Please write out exactly the lines that begin at the line containing "Output a JSON" and run to the end of the records.

***

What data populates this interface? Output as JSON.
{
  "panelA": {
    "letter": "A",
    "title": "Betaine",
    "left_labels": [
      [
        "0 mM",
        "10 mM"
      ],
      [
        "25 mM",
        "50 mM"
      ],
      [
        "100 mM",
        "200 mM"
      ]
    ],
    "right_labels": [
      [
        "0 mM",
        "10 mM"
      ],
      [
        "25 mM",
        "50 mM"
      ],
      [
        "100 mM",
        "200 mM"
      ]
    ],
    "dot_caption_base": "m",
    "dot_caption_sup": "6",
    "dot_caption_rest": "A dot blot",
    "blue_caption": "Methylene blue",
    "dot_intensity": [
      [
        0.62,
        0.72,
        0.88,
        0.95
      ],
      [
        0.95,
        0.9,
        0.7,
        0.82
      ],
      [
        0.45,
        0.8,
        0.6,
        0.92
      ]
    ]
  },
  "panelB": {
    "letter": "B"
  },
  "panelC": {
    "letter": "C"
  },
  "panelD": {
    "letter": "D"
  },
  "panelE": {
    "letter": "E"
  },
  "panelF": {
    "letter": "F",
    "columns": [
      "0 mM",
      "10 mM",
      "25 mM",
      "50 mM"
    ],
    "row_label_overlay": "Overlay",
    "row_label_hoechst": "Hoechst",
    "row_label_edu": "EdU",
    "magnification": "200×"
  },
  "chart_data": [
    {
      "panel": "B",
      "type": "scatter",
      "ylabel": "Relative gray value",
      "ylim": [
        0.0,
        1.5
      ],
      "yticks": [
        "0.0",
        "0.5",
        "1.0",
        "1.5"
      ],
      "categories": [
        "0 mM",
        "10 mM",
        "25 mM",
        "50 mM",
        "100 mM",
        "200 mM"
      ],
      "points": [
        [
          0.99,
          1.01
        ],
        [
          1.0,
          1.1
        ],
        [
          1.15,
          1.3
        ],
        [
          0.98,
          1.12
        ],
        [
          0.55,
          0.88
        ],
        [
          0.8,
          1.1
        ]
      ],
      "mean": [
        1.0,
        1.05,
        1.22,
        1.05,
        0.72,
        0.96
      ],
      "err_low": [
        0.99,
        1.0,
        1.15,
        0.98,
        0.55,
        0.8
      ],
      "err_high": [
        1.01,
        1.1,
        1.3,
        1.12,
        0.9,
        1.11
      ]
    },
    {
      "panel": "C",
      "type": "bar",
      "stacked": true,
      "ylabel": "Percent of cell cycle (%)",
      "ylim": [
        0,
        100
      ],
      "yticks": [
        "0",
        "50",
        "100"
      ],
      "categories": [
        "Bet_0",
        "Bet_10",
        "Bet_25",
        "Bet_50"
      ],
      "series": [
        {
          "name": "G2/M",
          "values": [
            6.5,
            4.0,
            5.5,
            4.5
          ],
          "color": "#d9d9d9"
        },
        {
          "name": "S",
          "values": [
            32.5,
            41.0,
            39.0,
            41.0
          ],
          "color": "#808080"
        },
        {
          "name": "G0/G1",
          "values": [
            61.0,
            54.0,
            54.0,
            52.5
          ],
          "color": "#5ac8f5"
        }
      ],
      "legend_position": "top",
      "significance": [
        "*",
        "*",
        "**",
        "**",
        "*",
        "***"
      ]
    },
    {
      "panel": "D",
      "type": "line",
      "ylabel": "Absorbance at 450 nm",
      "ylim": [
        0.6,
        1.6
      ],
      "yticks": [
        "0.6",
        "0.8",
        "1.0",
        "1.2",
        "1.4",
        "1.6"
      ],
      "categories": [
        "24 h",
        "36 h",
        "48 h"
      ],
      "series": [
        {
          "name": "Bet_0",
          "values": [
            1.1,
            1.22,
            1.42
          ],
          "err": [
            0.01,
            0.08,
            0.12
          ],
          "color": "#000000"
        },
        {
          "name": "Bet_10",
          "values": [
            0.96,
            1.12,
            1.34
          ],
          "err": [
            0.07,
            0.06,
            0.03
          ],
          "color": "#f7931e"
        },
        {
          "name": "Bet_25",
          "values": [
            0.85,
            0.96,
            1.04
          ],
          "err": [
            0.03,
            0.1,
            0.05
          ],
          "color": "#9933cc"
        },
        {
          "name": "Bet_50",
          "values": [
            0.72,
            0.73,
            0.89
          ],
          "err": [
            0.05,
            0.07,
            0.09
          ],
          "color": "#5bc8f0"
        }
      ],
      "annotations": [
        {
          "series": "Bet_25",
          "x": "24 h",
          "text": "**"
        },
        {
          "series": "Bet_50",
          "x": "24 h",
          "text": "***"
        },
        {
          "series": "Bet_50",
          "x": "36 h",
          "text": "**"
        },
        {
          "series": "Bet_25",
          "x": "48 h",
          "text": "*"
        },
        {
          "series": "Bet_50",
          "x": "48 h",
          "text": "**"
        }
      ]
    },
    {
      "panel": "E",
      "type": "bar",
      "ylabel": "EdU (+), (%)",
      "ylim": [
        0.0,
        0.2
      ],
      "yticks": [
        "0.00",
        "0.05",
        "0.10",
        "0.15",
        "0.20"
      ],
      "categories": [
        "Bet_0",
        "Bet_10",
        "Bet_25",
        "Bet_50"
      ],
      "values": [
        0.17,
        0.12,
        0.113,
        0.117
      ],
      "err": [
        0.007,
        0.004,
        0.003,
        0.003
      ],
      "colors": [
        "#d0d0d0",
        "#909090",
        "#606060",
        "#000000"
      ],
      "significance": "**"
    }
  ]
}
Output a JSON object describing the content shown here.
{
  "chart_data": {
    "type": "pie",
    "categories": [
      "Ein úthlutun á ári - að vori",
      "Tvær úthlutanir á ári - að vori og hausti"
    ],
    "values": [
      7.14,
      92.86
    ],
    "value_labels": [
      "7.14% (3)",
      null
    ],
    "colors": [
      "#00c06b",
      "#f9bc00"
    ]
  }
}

***

_RESPONSE TO THE TASK_
Output a JSON object describing the content shown here.
{
  "chart_data": {
    "type": "pie",
    "categories": [
      "Ein úthlutun á ári - að vori",
      "Tvær úthlutanir á ári - að vori og hausti"
    ],
    "values": [
      7.14,
      92.86
    ],
    "value_labels": [
      "7.14% (3)",
      null
    ],
    "colors": [
      "#00c06b",
      "#f9bc00"
    ]
  }
}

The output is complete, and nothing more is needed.